◆ **What you will do**: Pick out all lines of the entries that include the word "Clusters" and copy them.

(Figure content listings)
===============
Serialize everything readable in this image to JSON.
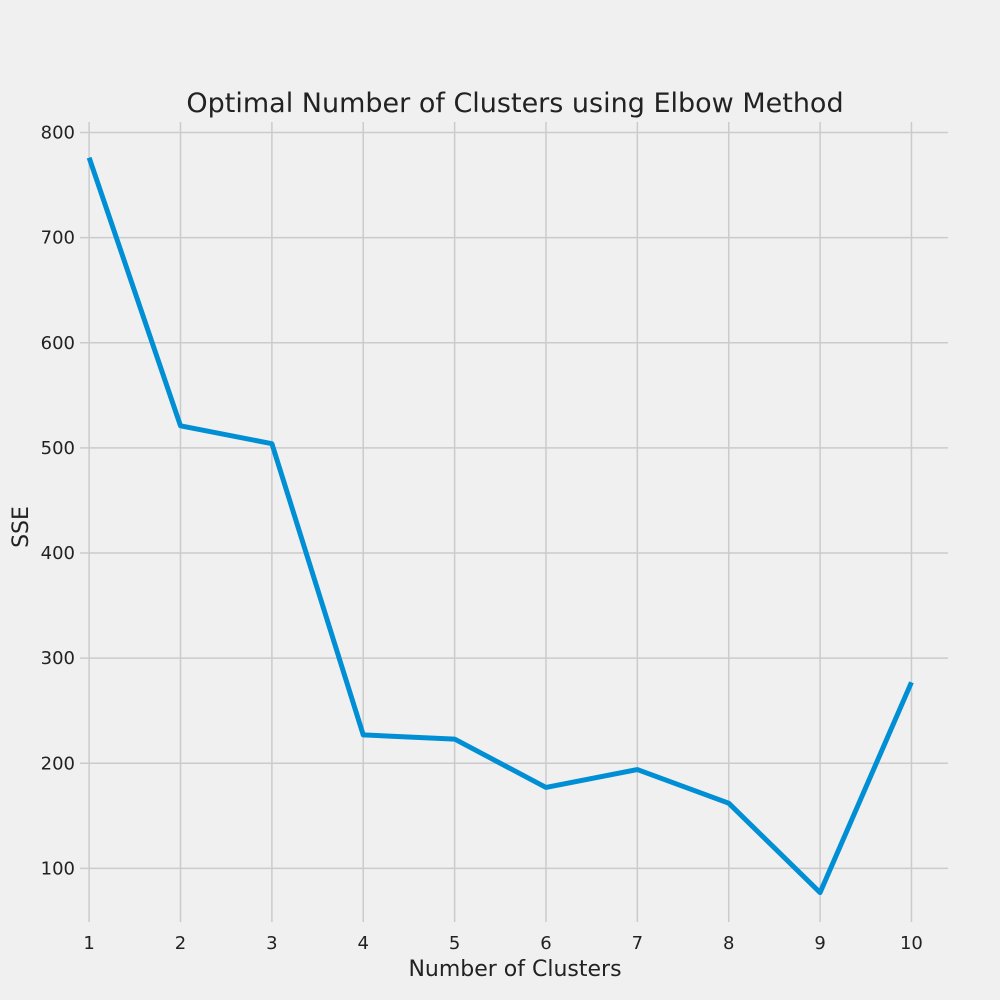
{
  "chart_data": {
    "type": "line",
    "title": "Optimal Number of Clusters using Elbow Method",
    "xlabel": "Number of Clusters",
    "ylabel": "SSE",
    "x": [
      1,
      2,
      3,
      4,
      5,
      6,
      7,
      8,
      9,
      10
    ],
    "series": [
      {
        "values": [
          776,
          521,
          504,
          227,
          223,
          177,
          194,
          162,
          77,
          277
        ],
        "color": "#008fd5"
      }
    ],
    "xticks": [
      1,
      2,
      3,
      4,
      5,
      6,
      7,
      8,
      9,
      10
    ],
    "yticks": [
      100,
      200,
      300,
      400,
      500,
      600,
      700,
      800
    ],
    "xlim": [
      0.9,
      10.4
    ],
    "ylim": [
      49,
      810
    ],
    "grid": true,
    "legend": "none",
    "colors": {
      "background": "#f0f0f0",
      "grid": "#cbcbcb",
      "text": "#222222"
    }
  }
}
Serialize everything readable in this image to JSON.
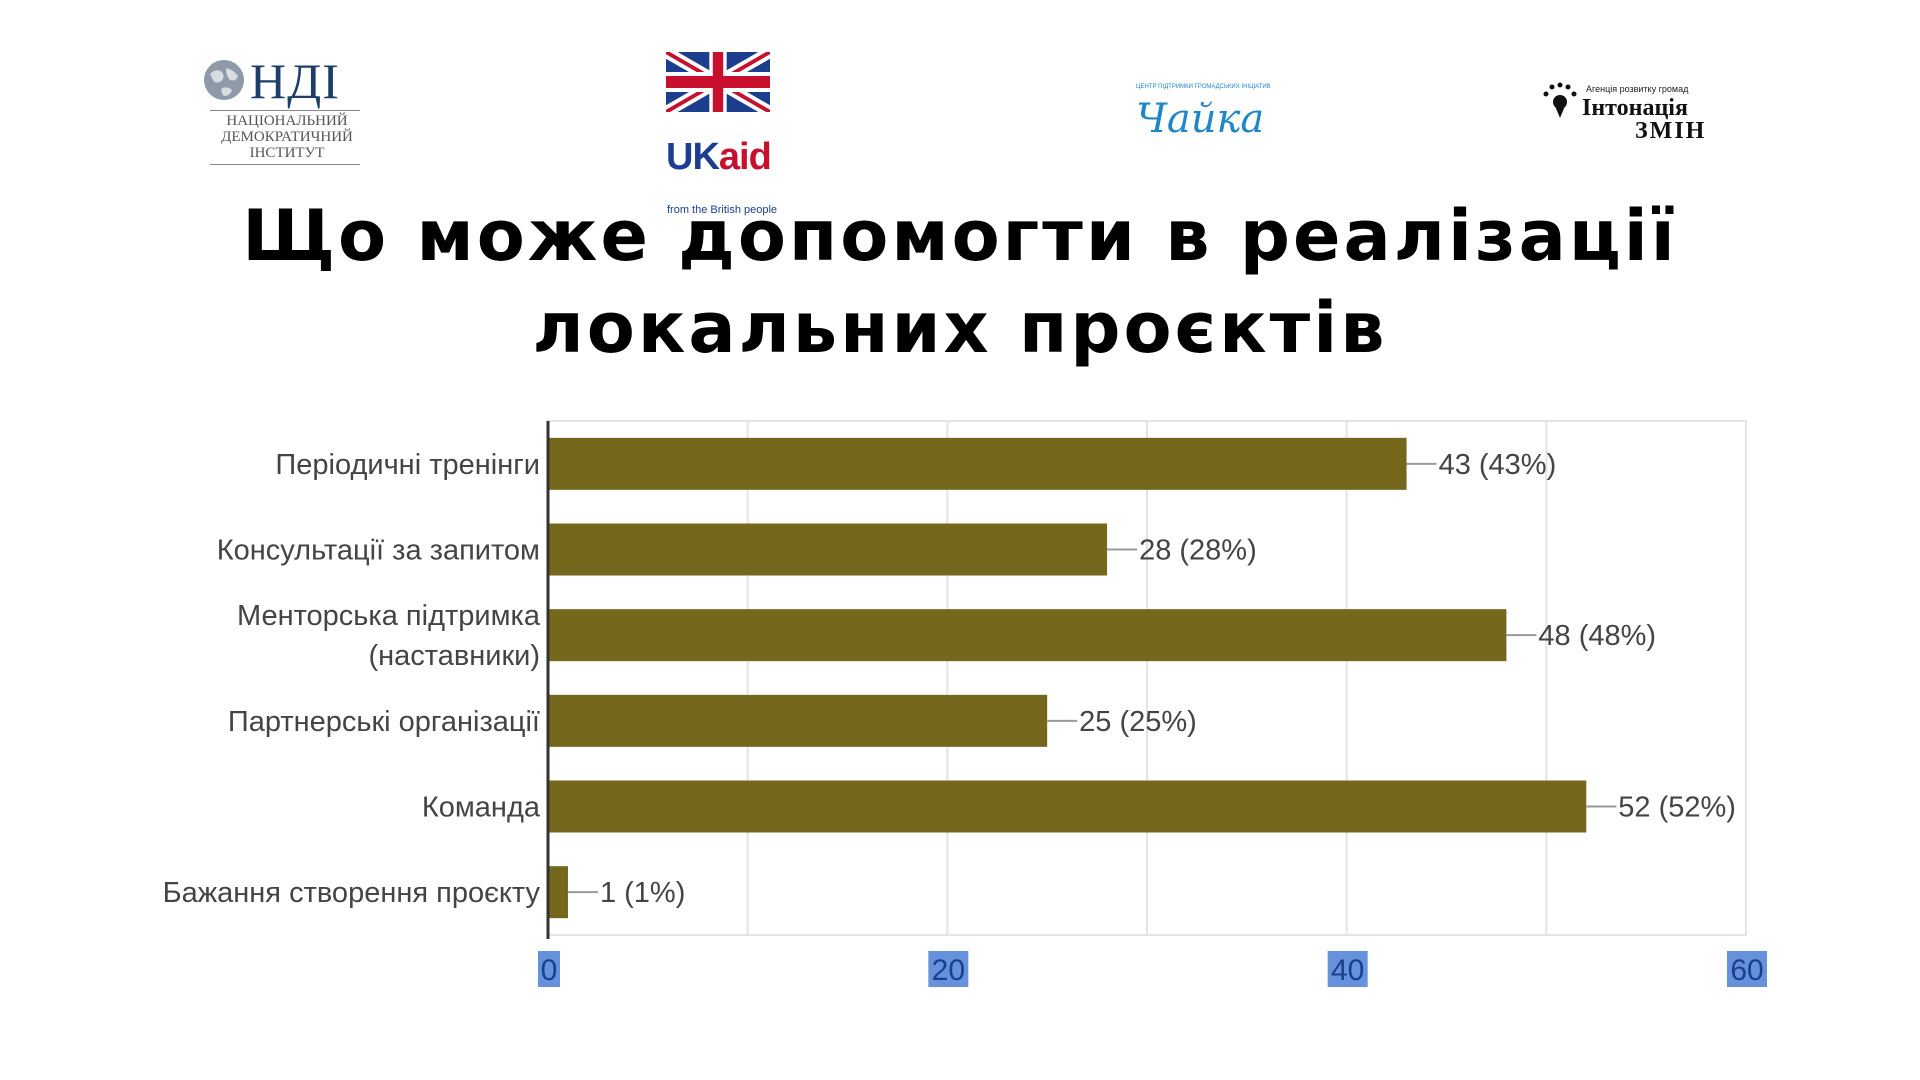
{
  "logos": {
    "ndi": {
      "main": "НДІ",
      "lines": [
        "НАЦІОНАЛЬНИЙ",
        "ДЕМОКРАТИЧНИЙ",
        "ІНСТИТУТ"
      ]
    },
    "ukaid": {
      "uk": "UK",
      "aid": "aid",
      "tagline": "from the British people"
    },
    "chaika": {
      "small": "ЦЕНТР ПІДТРИМКИ ГРОМАДСЬКИХ ІНІЦІАТИВ",
      "script": "Чайка"
    },
    "intonatsiya": {
      "tag": "Агенція розвитку громад",
      "name": "Інтонація",
      "name2": "ЗМІН"
    }
  },
  "title": {
    "line1": "Що може допомогти в реалізації",
    "line2": "локальних проєктів"
  },
  "colors": {
    "bar": "#75671b",
    "grid": "#e4e4e4",
    "label": "#444444",
    "tick_highlight": "#4a7fd4",
    "tick_text": "#1a3f8f"
  },
  "chart_data": {
    "type": "bar",
    "orientation": "horizontal",
    "categories": [
      [
        "Періодичні тренінги"
      ],
      [
        "Консультації за запитом"
      ],
      [
        "Менторська підтримка",
        "(наставники)"
      ],
      [
        "Партнерські організації"
      ],
      [
        "Команда"
      ],
      [
        "Бажання створення проєкту"
      ]
    ],
    "values": [
      43,
      28,
      48,
      25,
      52,
      1
    ],
    "data_labels": [
      "43 (43%)",
      "28 (28%)",
      "48 (48%)",
      "25 (25%)",
      "52 (52%)",
      "1 (1%)"
    ],
    "xlim": [
      0,
      60
    ],
    "xticks": [
      0,
      20,
      40,
      60
    ],
    "minor_grid_step": 10,
    "grid": true,
    "title": "",
    "xlabel": "",
    "ylabel": ""
  }
}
===============
◆ **Response to the exercise**:
    "title": "Optimal Number of Clusters using Elbow Method",
    "xlabel": "Number of Clusters",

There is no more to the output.